» THE PROBLEM: Transcribe the lines from the one containing "Transcribe the text in this document." to the last line, inclusive, word for word. Include no pictures.

Records from a dataset

━━━━━━━━━━━━━━━━━━━━

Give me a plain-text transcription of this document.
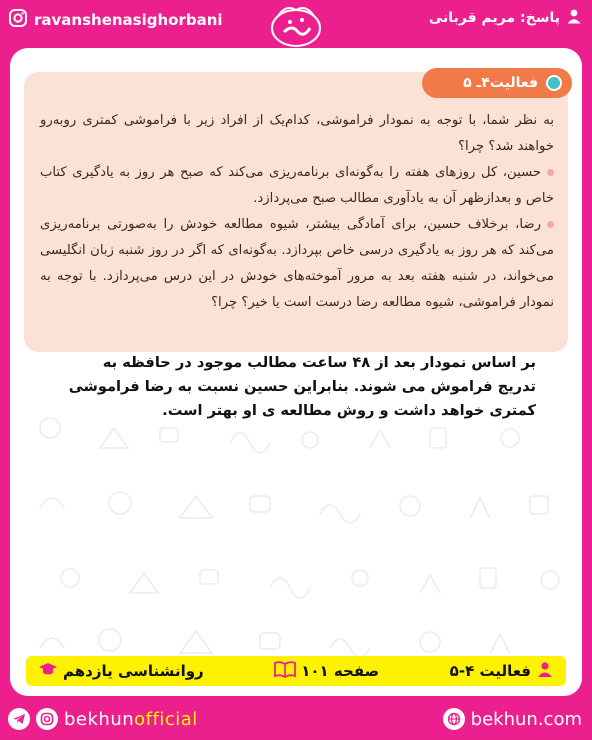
ravanshenasighorbani	پاسخ: مریم قربانی
فعالیت۴ـ ۵

به نظر شما، با توجه به نمودار فراموشی، کدام‌یک از افراد زیر با فراموشی کمتری روبه‌رو خواهند شد؟ چرا؟

حسین، کل روزهای هفته را به‌گونه‌ای برنامه‌ریزی می‌کند که صبح هر روز به یادگیری کتاب خاص و بعدازظهر آن به یادآوری مطالب صبح می‌پردازد.

رضا، برخلاف حسین، برای آمادگی بیشتر، شیوه مطالعه خودش را به‌صورتی برنامه‌ریزی می‌کند که هر روز به یادگیری درسی خاص بپردازد. به‌گونه‌ای که اگر در روز شنبه زبان انگلیسی می‌خواند، در شنبه هفته بعد به مرور آموخته‌های خودش در این درس می‌پردازد. با توجه به نمودار فراموشی، شیوه مطالعه رضا درست است یا خیر؟ چرا؟

بر اساس نمودار بعد از ۴۸ ساعت مطالب موجود در حافظه به تدریج فراموش می شوند. بنابراین حسین نسبت به رضا فراموشی کمتری خواهد داشت و روش مطالعه ی او بهتر است.
فعالیت ۴-۵
صفحه ۱۰۱
روانشناسی یازدهم
bekhunofficial	bekhun.com
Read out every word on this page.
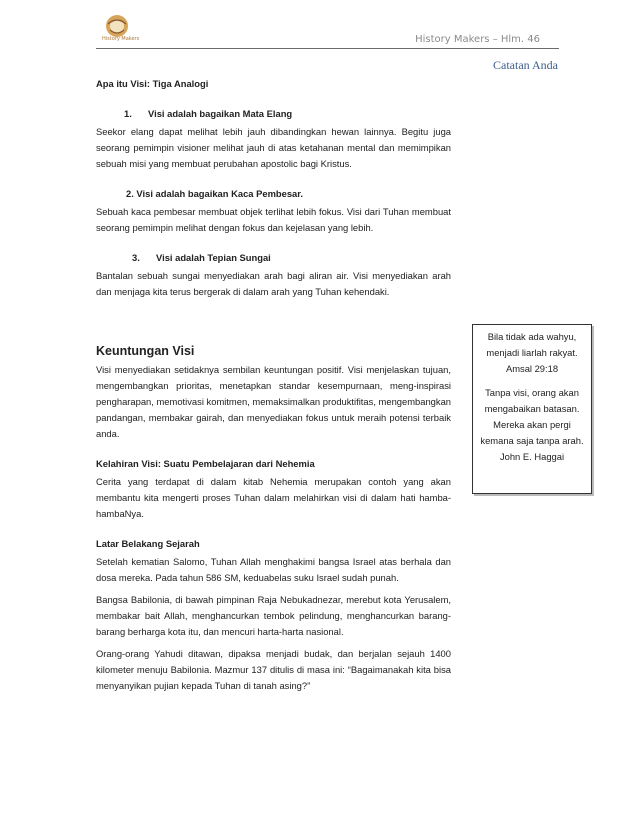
History Makers	History Makers – Hlm. 46
Catatan Anda

Apa itu Visi: Tiga Analogi

1. Visi adalah bagaikan Mata Elang

Seekor elang dapat melihat lebih jauh dibandingkan hewan lainnya. Begitu juga seorang pemimpin visioner melihat jauh di atas ketahanan mental dan memimpikan sebuah misi yang membuat perubahan apostolic bagi Kristus.

2. Visi adalah bagaikan Kaca Pembesar.

Sebuah kaca pembesar membuat objek terlihat lebih fokus. Visi dari Tuhan membuat seorang pemimpin melihat dengan fokus dan kejelasan yang lebih.

3. Visi adalah Tepian Sungai

Bantalan sebuah sungai menyediakan arah bagi aliran air. Visi menyediakan arah dan menjaga kita terus bergerak di dalam arah yang Tuhan kehendaki.

Keuntungan Visi

Visi menyediakan setidaknya sembilan keuntungan positif. Visi menjelaskan tujuan, mengembangkan prioritas, menetapkan standar kesempurnaan, meng-inspirasi pengharapan, memotivasi komitmen, memaksimalkan produktifitas, mengembangkan pandangan, membakar gairah, dan menyediakan fokus untuk meraih potensi terbaik anda.

Kelahiran Visi: Suatu Pembelajaran dari Nehemia

Cerita yang terdapat di dalam kitab Nehemia merupakan contoh yang akan membantu kita mengerti proses Tuhan dalam melahirkan visi di dalam hati hamba-hambaNya.

Latar Belakang Sejarah

Setelah kematian Salomo, Tuhan Allah menghakimi bangsa Israel atas berhala dan dosa mereka. Pada tahun 586 SM, keduabelas suku Israel sudah punah.

Bangsa Babilonia, di bawah pimpinan Raja Nebukadnezar, merebut kota Yerusalem, membakar bait Allah, menghancurkan tembok pelindung, menghancurkan barang-barang berharga kota itu, dan mencuri harta-harta nasional.

Orang-orang Yahudi ditawan, dipaksa menjadi budak, dan berjalan sejauh 1400 kilometer menuju Babilonia. Mazmur 137 ditulis di masa ini: “Bagaimanakah kita bisa menyanyikan pujian kepada Tuhan di tanah asing?”

Bila tidak ada wahyu,
menjadi liarlah rakyat.
Amsal 29:18
Tanpa visi, orang akan
mengabaikan batasan.
Mereka akan pergi
kemana saja tanpa arah.
John E. Haggai
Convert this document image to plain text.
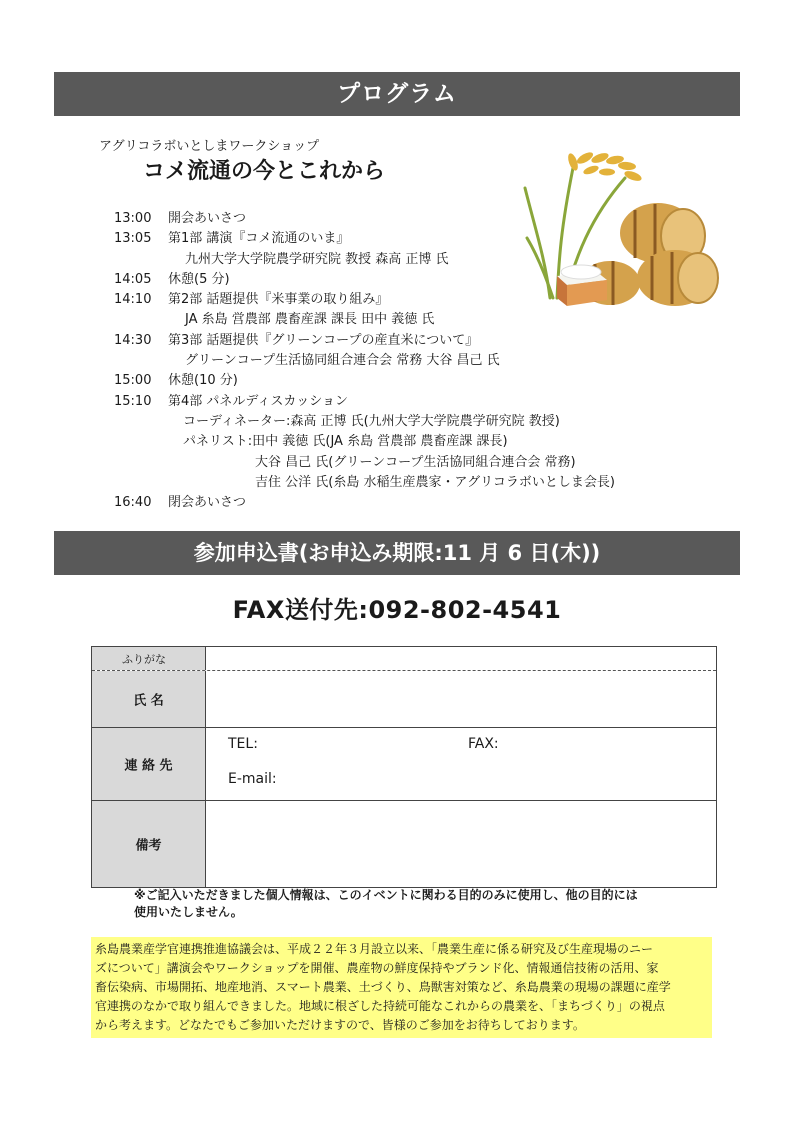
プログラム
アグリコラボいとしまワークショップ
コメ流通の今とこれから
13:00 開会あいさつ
13:05 第1部 講演『コメ流通のいま』
九州大学大学院農学研究院 教授 森高 正博 氏
14:05 休憩(5 分)
14:10 第2部 話題提供『米事業の取り組み』
JA 糸島 営農部 農畜産課 課長 田中 義徳 氏
14:30 第3部 話題提供『グリーンコープの産直米について』
グリーンコープ生活協同組合連合会 常務 大谷 昌己 氏
15:00 休憩(10 分)
15:10 第4部 パネルディスカッション
コーディネーター:森高 正博 氏(九州大学大学院農学研究院 教授)
パネリスト:田中 義徳 氏(JA 糸島 営農部 農畜産課 課長)
大谷 昌己 氏(グリーンコープ生活協同組合連合会 常務)
吉住 公洋 氏(糸島 水稲生産農家・アグリコラボいとしま会長)
16:40 閉会あいさつ
参加申込書(お申込み期限:11 月 6 日(木))
FAX送付先:092-802-4541
ふりがな
氏 名
連 絡 先
TEL:	FAX:
E-mail:
備考
※ご記入いただきました個人情報は、このイベントに関わる目的のみに使用し、他の目的には
使用いたしません。
糸島農業産学官連携推進協議会は、平成２２年３月設立以来、「農業生産に係る研究及び生産現場のニー
ズについて」講演会やワークショップを開催、農産物の鮮度保持やブランド化、情報通信技術の活用、家
畜伝染病、市場開拓、地産地消、スマート農業、土づくり、鳥獣害対策など、糸島農業の現場の課題に産学
官連携のなかで取り組んできました。地域に根ざした持続可能なこれからの農業を、「まちづくり」の視点
から考えます。どなたでもご参加いただけますので、皆様のご参加をお待ちしております。
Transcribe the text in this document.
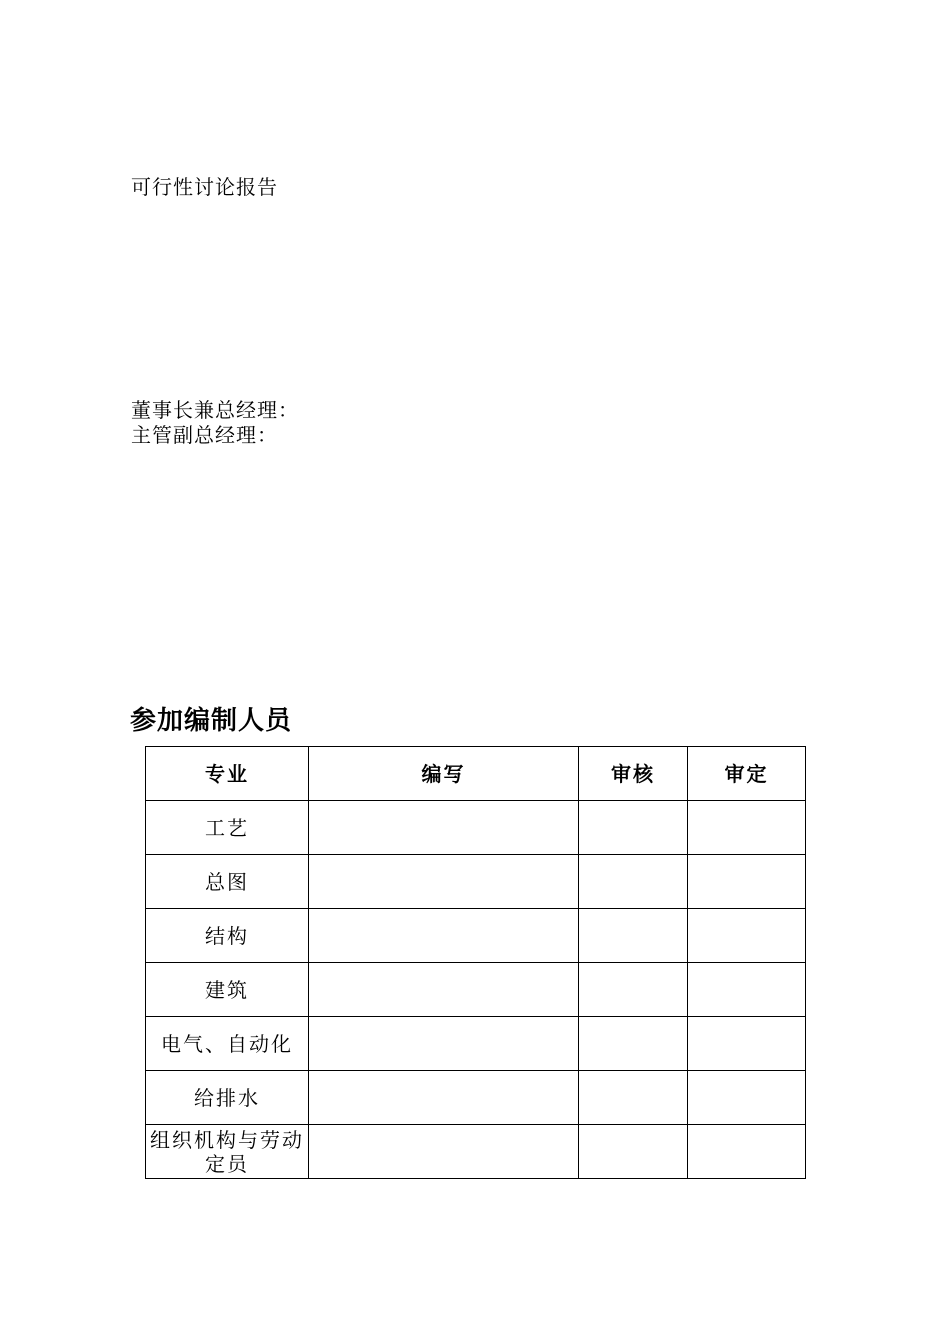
可行性讨论报告
董事长兼总经理：
主管副总经理：
参加编制人员
专业	编写	审核	审定
工艺			
总图			
结构			
建筑			
电气、自动化			
给排水			
组织机构与劳动定员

━━━━━━━━━━━━━━━━━━━━

» RESPONSE:
Transcribe the text in this document.
可行性讨论报告
董事长兼总经理：
主管副总经理：
参加编制人员
专业	编写	审核	审定
工艺			
总图			
结构			
建筑			
电气、自动化			
给排水			
组织机构与劳动定员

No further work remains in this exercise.